→ TASK TO COMPLETE: Please reproduce every record, keeping each one exactly as written.

→ SUPPLIED ENTRIES:

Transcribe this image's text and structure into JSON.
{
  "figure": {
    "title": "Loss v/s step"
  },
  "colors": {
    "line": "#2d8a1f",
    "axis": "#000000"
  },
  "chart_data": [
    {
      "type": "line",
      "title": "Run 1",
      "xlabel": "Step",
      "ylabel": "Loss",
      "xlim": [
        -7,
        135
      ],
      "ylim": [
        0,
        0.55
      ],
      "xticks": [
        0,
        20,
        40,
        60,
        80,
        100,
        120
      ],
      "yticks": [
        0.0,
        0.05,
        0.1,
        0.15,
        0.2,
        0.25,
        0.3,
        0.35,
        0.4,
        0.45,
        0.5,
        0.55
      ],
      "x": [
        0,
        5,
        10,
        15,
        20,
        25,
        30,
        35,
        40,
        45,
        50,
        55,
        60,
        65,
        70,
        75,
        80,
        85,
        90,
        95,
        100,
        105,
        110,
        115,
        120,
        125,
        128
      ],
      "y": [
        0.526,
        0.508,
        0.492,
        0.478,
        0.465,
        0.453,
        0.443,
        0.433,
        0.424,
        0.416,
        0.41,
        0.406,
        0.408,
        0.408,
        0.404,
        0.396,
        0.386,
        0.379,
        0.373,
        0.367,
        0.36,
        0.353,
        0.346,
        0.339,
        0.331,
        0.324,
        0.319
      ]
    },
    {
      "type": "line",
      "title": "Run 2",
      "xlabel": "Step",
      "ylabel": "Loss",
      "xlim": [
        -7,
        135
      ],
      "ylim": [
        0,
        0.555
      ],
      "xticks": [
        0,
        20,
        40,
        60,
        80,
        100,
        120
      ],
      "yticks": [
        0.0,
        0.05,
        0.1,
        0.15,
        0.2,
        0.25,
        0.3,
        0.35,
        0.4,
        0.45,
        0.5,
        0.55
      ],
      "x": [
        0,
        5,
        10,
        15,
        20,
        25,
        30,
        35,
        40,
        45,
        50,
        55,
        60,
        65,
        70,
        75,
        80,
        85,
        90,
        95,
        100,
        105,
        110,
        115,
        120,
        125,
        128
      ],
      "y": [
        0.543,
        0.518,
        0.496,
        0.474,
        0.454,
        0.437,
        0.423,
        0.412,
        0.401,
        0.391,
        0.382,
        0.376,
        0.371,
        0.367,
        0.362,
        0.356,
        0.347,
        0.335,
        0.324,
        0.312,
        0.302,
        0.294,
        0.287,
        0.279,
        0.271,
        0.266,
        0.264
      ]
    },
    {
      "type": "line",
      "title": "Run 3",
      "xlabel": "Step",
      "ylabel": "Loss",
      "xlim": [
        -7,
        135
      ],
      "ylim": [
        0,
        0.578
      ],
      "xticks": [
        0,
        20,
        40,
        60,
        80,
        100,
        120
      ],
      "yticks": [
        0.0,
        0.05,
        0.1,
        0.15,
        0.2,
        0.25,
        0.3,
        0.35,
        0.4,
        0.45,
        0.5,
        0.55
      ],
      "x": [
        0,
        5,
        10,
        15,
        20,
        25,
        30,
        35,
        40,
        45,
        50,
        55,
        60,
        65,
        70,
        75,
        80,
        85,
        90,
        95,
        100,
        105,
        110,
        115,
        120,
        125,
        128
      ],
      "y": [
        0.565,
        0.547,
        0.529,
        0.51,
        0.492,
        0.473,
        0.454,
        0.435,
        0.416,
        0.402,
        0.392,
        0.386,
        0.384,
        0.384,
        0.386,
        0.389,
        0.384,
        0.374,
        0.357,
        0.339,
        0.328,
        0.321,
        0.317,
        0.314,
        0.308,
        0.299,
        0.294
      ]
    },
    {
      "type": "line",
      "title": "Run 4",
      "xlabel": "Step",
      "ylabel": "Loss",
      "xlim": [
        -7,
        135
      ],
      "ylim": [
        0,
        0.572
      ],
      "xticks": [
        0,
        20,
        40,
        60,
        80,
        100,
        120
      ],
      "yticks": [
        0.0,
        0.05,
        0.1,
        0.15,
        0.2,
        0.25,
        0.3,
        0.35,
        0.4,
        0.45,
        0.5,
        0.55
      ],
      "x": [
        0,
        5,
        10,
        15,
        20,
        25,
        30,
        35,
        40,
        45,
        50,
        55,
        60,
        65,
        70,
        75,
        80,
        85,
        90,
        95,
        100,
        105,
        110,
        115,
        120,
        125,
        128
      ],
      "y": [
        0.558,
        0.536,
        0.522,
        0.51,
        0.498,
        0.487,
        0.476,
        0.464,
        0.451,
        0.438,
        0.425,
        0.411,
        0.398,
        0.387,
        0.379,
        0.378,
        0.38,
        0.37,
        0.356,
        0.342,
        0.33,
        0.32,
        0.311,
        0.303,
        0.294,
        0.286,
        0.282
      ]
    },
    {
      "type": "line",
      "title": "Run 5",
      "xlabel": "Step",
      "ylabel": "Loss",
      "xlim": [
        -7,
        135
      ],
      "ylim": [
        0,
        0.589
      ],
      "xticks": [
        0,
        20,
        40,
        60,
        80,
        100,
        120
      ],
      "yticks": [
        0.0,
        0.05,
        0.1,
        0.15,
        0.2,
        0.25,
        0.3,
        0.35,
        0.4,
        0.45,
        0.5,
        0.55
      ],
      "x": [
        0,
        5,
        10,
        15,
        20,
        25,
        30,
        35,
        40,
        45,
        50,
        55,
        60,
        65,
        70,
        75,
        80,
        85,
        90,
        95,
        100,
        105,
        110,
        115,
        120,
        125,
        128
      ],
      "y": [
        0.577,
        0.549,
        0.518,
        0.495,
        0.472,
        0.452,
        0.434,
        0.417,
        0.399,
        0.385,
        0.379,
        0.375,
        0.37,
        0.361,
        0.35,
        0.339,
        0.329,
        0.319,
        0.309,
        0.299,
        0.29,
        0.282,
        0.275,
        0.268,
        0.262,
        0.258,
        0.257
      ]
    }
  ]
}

→ WRITTEN RESPONSE:
Transcribe this image's text and structure into JSON.
{
  "figure": {
    "title": "Loss v/s step"
  },
  "colors": {
    "line": "#2d8a1f",
    "axis": "#000000"
  },
  "chart_data": [
    {
      "type": "line",
      "title": "Run 1",
      "xlabel": "Step",
      "ylabel": "Loss",
      "xlim": [
        -7,
        135
      ],
      "ylim": [
        0,
        0.55
      ],
      "xticks": [
        0,
        20,
        40,
        60,
        80,
        100,
        120
      ],
      "yticks": [
        0.0,
        0.05,
        0.1,
        0.15,
        0.2,
        0.25,
        0.3,
        0.35,
        0.4,
        0.45,
        0.5,
        0.55
      ],
      "x": [
        0,
        5,
        10,
        15,
        20,
        25,
        30,
        35,
        40,
        45,
        50,
        55,
        60,
        65,
        70,
        75,
        80,
        85,
        90,
        95,
        100,
        105,
        110,
        115,
        120,
        125,
        128
      ],
      "y": [
        0.526,
        0.508,
        0.492,
        0.478,
        0.465,
        0.453,
        0.443,
        0.433,
        0.424,
        0.416,
        0.41,
        0.406,
        0.408,
        0.408,
        0.404,
        0.396,
        0.386,
        0.379,
        0.373,
        0.367,
        0.36,
        0.353,
        0.346,
        0.339,
        0.331,
        0.324,
        0.319
      ]
    },
    {
      "type": "line",
      "title": "Run 2",
      "xlabel": "Step",
      "ylabel": "Loss",
      "xlim": [
        -7,
        135
      ],
      "ylim": [
        0,
        0.555
      ],
      "xticks": [
        0,
        20,
        40,
        60,
        80,
        100,
        120
      ],
      "yticks": [
        0.0,
        0.05,
        0.1,
        0.15,
        0.2,
        0.25,
        0.3,
        0.35,
        0.4,
        0.45,
        0.5,
        0.55
      ],
      "x": [
        0,
        5,
        10,
        15,
        20,
        25,
        30,
        35,
        40,
        45,
        50,
        55,
        60,
        65,
        70,
        75,
        80,
        85,
        90,
        95,
        100,
        105,
        110,
        115,
        120,
        125,
        128
      ],
      "y": [
        0.543,
        0.518,
        0.496,
        0.474,
        0.454,
        0.437,
        0.423,
        0.412,
        0.401,
        0.391,
        0.382,
        0.376,
        0.371,
        0.367,
        0.362,
        0.356,
        0.347,
        0.335,
        0.324,
        0.312,
        0.302,
        0.294,
        0.287,
        0.279,
        0.271,
        0.266,
        0.264
      ]
    },
    {
      "type": "line",
      "title": "Run 3",
      "xlabel": "Step",
      "ylabel": "Loss",
      "xlim": [
        -7,
        135
      ],
      "ylim": [
        0,
        0.578
      ],
      "xticks": [
        0,
        20,
        40,
        60,
        80,
        100,
        120
      ],
      "yticks": [
        0.0,
        0.05,
        0.1,
        0.15,
        0.2,
        0.25,
        0.3,
        0.35,
        0.4,
        0.45,
        0.5,
        0.55
      ],
      "x": [
        0,
        5,
        10,
        15,
        20,
        25,
        30,
        35,
        40,
        45,
        50,
        55,
        60,
        65,
        70,
        75,
        80,
        85,
        90,
        95,
        100,
        105,
        110,
        115,
        120,
        125,
        128
      ],
      "y": [
        0.565,
        0.547,
        0.529,
        0.51,
        0.492,
        0.473,
        0.454,
        0.435,
        0.416,
        0.402,
        0.392,
        0.386,
        0.384,
        0.384,
        0.386,
        0.389,
        0.384,
        0.374,
        0.357,
        0.339,
        0.328,
        0.321,
        0.317,
        0.314,
        0.308,
        0.299,
        0.294
      ]
    },
    {
      "type": "line",
      "title": "Run 4",
      "xlabel": "Step",
      "ylabel": "Loss",
      "xlim": [
        -7,
        135
      ],
      "ylim": [
        0,
        0.572
      ],
      "xticks": [
        0,
        20,
        40,
        60,
        80,
        100,
        120
      ],
      "yticks": [
        0.0,
        0.05,
        0.1,
        0.15,
        0.2,
        0.25,
        0.3,
        0.35,
        0.4,
        0.45,
        0.5,
        0.55
      ],
      "x": [
        0,
        5,
        10,
        15,
        20,
        25,
        30,
        35,
        40,
        45,
        50,
        55,
        60,
        65,
        70,
        75,
        80,
        85,
        90,
        95,
        100,
        105,
        110,
        115,
        120,
        125,
        128
      ],
      "y": [
        0.558,
        0.536,
        0.522,
        0.51,
        0.498,
        0.487,
        0.476,
        0.464,
        0.451,
        0.438,
        0.425,
        0.411,
        0.398,
        0.387,
        0.379,
        0.378,
        0.38,
        0.37,
        0.356,
        0.342,
        0.33,
        0.32,
        0.311,
        0.303,
        0.294,
        0.286,
        0.282
      ]
    },
    {
      "type": "line",
      "title": "Run 5",
      "xlabel": "Step",
      "ylabel": "Loss",
      "xlim": [
        -7,
        135
      ],
      "ylim": [
        0,
        0.589
      ],
      "xticks": [
        0,
        20,
        40,
        60,
        80,
        100,
        120
      ],
      "yticks": [
        0.0,
        0.05,
        0.1,
        0.15,
        0.2,
        0.25,
        0.3,
        0.35,
        0.4,
        0.45,
        0.5,
        0.55
      ],
      "x": [
        0,
        5,
        10,
        15,
        20,
        25,
        30,
        35,
        40,
        45,
        50,
        55,
        60,
        65,
        70,
        75,
        80,
        85,
        90,
        95,
        100,
        105,
        110,
        115,
        120,
        125,
        128
      ],
      "y": [
        0.577,
        0.549,
        0.518,
        0.495,
        0.472,
        0.452,
        0.434,
        0.417,
        0.399,
        0.385,
        0.379,
        0.375,
        0.37,
        0.361,
        0.35,
        0.339,
        0.329,
        0.319,
        0.309,
        0.299,
        0.29,
        0.282,
        0.275,
        0.268,
        0.262,
        0.258,
        0.257
      ]
    }
  ]
}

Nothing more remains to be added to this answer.